[DATA PROVIDED start]

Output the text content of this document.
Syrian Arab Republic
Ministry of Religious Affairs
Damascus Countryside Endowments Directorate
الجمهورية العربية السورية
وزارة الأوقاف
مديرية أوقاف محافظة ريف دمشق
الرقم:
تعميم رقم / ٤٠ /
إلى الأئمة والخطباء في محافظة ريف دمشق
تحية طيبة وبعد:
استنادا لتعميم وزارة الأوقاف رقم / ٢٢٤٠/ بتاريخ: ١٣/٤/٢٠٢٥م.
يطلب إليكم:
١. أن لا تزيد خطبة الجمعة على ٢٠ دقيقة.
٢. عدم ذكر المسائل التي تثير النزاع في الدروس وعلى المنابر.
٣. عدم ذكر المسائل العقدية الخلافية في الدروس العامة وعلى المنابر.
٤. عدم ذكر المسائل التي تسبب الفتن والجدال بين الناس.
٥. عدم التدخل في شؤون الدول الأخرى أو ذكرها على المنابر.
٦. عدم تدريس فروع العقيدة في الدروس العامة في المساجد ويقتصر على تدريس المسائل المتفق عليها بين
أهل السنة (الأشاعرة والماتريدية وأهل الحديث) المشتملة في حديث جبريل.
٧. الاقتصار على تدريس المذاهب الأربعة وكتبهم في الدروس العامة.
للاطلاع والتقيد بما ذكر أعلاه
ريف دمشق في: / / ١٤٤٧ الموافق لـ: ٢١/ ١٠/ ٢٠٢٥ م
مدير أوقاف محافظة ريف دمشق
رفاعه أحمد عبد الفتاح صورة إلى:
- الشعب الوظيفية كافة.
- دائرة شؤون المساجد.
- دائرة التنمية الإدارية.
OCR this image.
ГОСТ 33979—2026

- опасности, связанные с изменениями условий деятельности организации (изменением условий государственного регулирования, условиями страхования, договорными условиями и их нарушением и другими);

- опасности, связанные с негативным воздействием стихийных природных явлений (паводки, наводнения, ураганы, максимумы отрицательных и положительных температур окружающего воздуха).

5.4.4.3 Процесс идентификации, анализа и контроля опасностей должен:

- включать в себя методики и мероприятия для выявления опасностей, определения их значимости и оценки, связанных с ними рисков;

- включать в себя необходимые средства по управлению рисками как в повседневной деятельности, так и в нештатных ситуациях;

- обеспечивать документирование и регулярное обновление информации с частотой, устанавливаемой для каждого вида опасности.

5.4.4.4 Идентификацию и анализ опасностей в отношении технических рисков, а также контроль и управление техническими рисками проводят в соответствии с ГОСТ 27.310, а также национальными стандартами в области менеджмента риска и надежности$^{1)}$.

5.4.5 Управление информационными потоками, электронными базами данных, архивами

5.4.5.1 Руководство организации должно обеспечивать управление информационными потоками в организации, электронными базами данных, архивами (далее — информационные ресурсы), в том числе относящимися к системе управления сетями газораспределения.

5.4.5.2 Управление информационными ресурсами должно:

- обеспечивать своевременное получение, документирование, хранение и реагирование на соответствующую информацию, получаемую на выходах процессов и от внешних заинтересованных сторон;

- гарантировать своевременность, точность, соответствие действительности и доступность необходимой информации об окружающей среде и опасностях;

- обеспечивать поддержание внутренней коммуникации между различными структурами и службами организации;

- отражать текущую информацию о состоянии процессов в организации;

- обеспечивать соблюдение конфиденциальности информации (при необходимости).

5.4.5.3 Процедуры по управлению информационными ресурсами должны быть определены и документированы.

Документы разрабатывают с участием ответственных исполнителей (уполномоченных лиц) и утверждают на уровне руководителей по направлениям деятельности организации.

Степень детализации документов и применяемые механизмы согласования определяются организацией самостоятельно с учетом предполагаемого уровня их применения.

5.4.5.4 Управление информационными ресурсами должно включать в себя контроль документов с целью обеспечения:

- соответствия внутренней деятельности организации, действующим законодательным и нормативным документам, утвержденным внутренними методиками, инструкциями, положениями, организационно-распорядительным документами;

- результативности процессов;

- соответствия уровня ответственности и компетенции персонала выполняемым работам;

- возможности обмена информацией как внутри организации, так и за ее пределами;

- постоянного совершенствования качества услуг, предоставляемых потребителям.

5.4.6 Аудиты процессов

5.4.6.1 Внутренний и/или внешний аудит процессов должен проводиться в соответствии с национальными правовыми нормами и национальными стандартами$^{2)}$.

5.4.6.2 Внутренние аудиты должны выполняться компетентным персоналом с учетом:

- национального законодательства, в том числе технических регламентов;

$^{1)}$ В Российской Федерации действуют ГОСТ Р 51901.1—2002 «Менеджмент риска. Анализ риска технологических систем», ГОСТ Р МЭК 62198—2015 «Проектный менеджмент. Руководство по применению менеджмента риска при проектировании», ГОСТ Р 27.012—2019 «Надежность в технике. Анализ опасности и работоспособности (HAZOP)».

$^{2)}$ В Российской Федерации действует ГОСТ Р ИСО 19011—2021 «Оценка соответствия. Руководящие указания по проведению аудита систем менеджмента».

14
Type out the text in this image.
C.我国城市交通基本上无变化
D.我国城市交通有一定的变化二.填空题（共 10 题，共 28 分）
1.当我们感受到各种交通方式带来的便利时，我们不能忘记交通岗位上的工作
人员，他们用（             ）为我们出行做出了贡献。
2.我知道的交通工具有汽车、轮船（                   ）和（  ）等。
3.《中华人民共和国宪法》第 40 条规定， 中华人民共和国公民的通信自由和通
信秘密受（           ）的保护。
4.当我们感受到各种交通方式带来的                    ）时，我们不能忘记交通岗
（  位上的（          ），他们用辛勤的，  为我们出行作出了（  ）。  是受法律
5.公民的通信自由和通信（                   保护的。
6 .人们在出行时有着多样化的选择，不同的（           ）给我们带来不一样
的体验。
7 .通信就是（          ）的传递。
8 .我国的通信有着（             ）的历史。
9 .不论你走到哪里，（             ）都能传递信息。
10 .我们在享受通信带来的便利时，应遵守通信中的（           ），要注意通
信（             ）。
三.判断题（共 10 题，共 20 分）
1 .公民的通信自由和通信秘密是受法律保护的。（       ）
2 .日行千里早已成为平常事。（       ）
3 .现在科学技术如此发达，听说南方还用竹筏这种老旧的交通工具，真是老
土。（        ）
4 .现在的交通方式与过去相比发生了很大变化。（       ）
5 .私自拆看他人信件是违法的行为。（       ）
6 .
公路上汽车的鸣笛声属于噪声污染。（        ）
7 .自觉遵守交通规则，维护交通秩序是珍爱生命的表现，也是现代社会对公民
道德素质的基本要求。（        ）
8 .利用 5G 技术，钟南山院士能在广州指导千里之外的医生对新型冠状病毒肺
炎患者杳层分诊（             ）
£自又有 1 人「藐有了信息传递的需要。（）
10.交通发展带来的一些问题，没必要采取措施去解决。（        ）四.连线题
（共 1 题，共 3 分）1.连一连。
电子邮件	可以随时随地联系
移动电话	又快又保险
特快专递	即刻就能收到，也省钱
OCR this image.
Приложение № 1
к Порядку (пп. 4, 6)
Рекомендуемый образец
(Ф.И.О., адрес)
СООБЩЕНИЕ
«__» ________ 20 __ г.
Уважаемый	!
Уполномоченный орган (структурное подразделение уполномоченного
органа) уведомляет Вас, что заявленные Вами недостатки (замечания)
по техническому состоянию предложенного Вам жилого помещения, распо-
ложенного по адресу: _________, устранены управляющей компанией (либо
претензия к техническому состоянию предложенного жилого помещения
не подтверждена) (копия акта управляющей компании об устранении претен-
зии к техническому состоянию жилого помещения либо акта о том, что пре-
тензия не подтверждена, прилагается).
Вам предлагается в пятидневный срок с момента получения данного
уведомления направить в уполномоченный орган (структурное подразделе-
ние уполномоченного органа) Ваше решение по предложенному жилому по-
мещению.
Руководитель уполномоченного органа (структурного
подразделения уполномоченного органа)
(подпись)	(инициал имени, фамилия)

[DATA PROVIDED end]

#### WHAT IS EXPECTED:
Restate the data above exactly, keeping each word as it stands.

#### SOLUTION TO THIS TASK:
Output the text content of this document.
Syrian Arab Republic
Ministry of Religious Affairs
Damascus Countryside Endowments Directorate
الجمهورية العربية السورية
وزارة الأوقاف
مديرية أوقاف محافظة ريف دمشق
الرقم:
تعميم رقم / ٤٠ /
إلى الأئمة والخطباء في محافظة ريف دمشق
تحية طيبة وبعد:
استنادا لتعميم وزارة الأوقاف رقم / ٢٢٤٠/ بتاريخ: ١٣/٤/٢٠٢٥م.
يطلب إليكم:
١. أن لا تزيد خطبة الجمعة على ٢٠ دقيقة.
٢. عدم ذكر المسائل التي تثير النزاع في الدروس وعلى المنابر.
٣. عدم ذكر المسائل العقدية الخلافية في الدروس العامة وعلى المنابر.
٤. عدم ذكر المسائل التي تسبب الفتن والجدال بين الناس.
٥. عدم التدخل في شؤون الدول الأخرى أو ذكرها على المنابر.
٦. عدم تدريس فروع العقيدة في الدروس العامة في المساجد ويقتصر على تدريس المسائل المتفق عليها بين
أهل السنة (الأشاعرة والماتريدية وأهل الحديث) المشتملة في حديث جبريل.
٧. الاقتصار على تدريس المذاهب الأربعة وكتبهم في الدروس العامة.
للاطلاع والتقيد بما ذكر أعلاه
ريف دمشق في: / / ١٤٤٧ الموافق لـ: ٢١/ ١٠/ ٢٠٢٥ م
مدير أوقاف محافظة ريف دمشق
رفاعه أحمد عبد الفتاح صورة إلى:
- الشعب الوظيفية كافة.
- دائرة شؤون المساجد.
- دائرة التنمية الإدارية.
OCR this image.
ГОСТ 33979—2026

- опасности, связанные с изменениями условий деятельности организации (изменением условий государственного регулирования, условиями страхования, договорными условиями и их нарушением и другими);

- опасности, связанные с негативным воздействием стихийных природных явлений (паводки, наводнения, ураганы, максимумы отрицательных и положительных температур окружающего воздуха).

5.4.4.3 Процесс идентификации, анализа и контроля опасностей должен:

- включать в себя методики и мероприятия для выявления опасностей, определения их значимости и оценки, связанных с ними рисков;

- включать в себя необходимые средства по управлению рисками как в повседневной деятельности, так и в нештатных ситуациях;

- обеспечивать документирование и регулярное обновление информации с частотой, устанавливаемой для каждого вида опасности.

5.4.4.4 Идентификацию и анализ опасностей в отношении технических рисков, а также контроль и управление техническими рисками проводят в соответствии с ГОСТ 27.310, а также национальными стандартами в области менеджмента риска и надежности$^{1)}$.

5.4.5 Управление информационными потоками, электронными базами данных, архивами

5.4.5.1 Руководство организации должно обеспечивать управление информационными потоками в организации, электронными базами данных, архивами (далее — информационные ресурсы), в том числе относящимися к системе управления сетями газораспределения.

5.4.5.2 Управление информационными ресурсами должно:

- обеспечивать своевременное получение, документирование, хранение и реагирование на соответствующую информацию, получаемую на выходах процессов и от внешних заинтересованных сторон;

- гарантировать своевременность, точность, соответствие действительности и доступность необходимой информации об окружающей среде и опасностях;

- обеспечивать поддержание внутренней коммуникации между различными структурами и службами организации;

- отражать текущую информацию о состоянии процессов в организации;

- обеспечивать соблюдение конфиденциальности информации (при необходимости).

5.4.5.3 Процедуры по управлению информационными ресурсами должны быть определены и документированы.

Документы разрабатывают с участием ответственных исполнителей (уполномоченных лиц) и утверждают на уровне руководителей по направлениям деятельности организации.

Степень детализации документов и применяемые механизмы согласования определяются организацией самостоятельно с учетом предполагаемого уровня их применения.

5.4.5.4 Управление информационными ресурсами должно включать в себя контроль документов с целью обеспечения:

- соответствия внутренней деятельности организации, действующим законодательным и нормативным документам, утвержденным внутренними методиками, инструкциями, положениями, организационно-распорядительным документами;

- результативности процессов;

- соответствия уровня ответственности и компетенции персонала выполняемым работам;

- возможности обмена информацией как внутри организации, так и за ее пределами;

- постоянного совершенствования качества услуг, предоставляемых потребителям.

5.4.6 Аудиты процессов

5.4.6.1 Внутренний и/или внешний аудит процессов должен проводиться в соответствии с национальными правовыми нормами и национальными стандартами$^{2)}$.

5.4.6.2 Внутренние аудиты должны выполняться компетентным персоналом с учетом:

- национального законодательства, в том числе технических регламентов;

$^{1)}$ В Российской Федерации действуют ГОСТ Р 51901.1—2002 «Менеджмент риска. Анализ риска технологических систем», ГОСТ Р МЭК 62198—2015 «Проектный менеджмент. Руководство по применению менеджмента риска при проектировании», ГОСТ Р 27.012—2019 «Надежность в технике. Анализ опасности и работоспособности (HAZOP)».

$^{2)}$ В Российской Федерации действует ГОСТ Р ИСО 19011—2021 «Оценка соответствия. Руководящие указания по проведению аудита систем менеджмента».

14
Type out the text in this image.
C.我国城市交通基本上无变化
D.我国城市交通有一定的变化二.填空题（共 10 题，共 28 分）
1.当我们感受到各种交通方式带来的便利时，我们不能忘记交通岗位上的工作
人员，他们用（             ）为我们出行做出了贡献。
2.我知道的交通工具有汽车、轮船（                   ）和（  ）等。
3.《中华人民共和国宪法》第 40 条规定， 中华人民共和国公民的通信自由和通
信秘密受（           ）的保护。
4.当我们感受到各种交通方式带来的                    ）时，我们不能忘记交通岗
（  位上的（          ），他们用辛勤的，  为我们出行作出了（  ）。  是受法律
5.公民的通信自由和通信（                   保护的。
6 .人们在出行时有着多样化的选择，不同的（           ）给我们带来不一样
的体验。
7 .通信就是（          ）的传递。
8 .我国的通信有着（             ）的历史。
9 .不论你走到哪里，（             ）都能传递信息。
10 .我们在享受通信带来的便利时，应遵守通信中的（           ），要注意通
信（             ）。
三.判断题（共 10 题，共 20 分）
1 .公民的通信自由和通信秘密是受法律保护的。（       ）
2 .日行千里早已成为平常事。（       ）
3 .现在科学技术如此发达，听说南方还用竹筏这种老旧的交通工具，真是老
土。（        ）
4 .现在的交通方式与过去相比发生了很大变化。（       ）
5 .私自拆看他人信件是违法的行为。（       ）
6 .
公路上汽车的鸣笛声属于噪声污染。（        ）
7 .自觉遵守交通规则，维护交通秩序是珍爱生命的表现，也是现代社会对公民
道德素质的基本要求。（        ）
8 .利用 5G 技术，钟南山院士能在广州指导千里之外的医生对新型冠状病毒肺
炎患者杳层分诊（             ）
£自又有 1 人「藐有了信息传递的需要。（）
10.交通发展带来的一些问题，没必要采取措施去解决。（        ）四.连线题
（共 1 题，共 3 分）1.连一连。
电子邮件	可以随时随地联系
移动电话	又快又保险
特快专递	即刻就能收到，也省钱
OCR this image.
Приложение № 1
к Порядку (пп. 4, 6)
Рекомендуемый образец
(Ф.И.О., адрес)
СООБЩЕНИЕ
«__» ________ 20 __ г.
Уважаемый	!
Уполномоченный орган (структурное подразделение уполномоченного
органа) уведомляет Вас, что заявленные Вами недостатки (замечания)
по техническому состоянию предложенного Вам жилого помещения, распо-
ложенного по адресу: _________, устранены управляющей компанией (либо
претензия к техническому состоянию предложенного жилого помещения
не подтверждена) (копия акта управляющей компании об устранении претен-
зии к техническому состоянию жилого помещения либо акта о том, что пре-
тензия не подтверждена, прилагается).
Вам предлагается в пятидневный срок с момента получения данного
уведомления направить в уполномоченный орган (структурное подразделе-
ние уполномоченного органа) Ваше решение по предложенному жилому по-
мещению.
Руководитель уполномоченного органа (структурного
подразделения уполномоченного органа)
(подпись)	(инициал имени, фамилия)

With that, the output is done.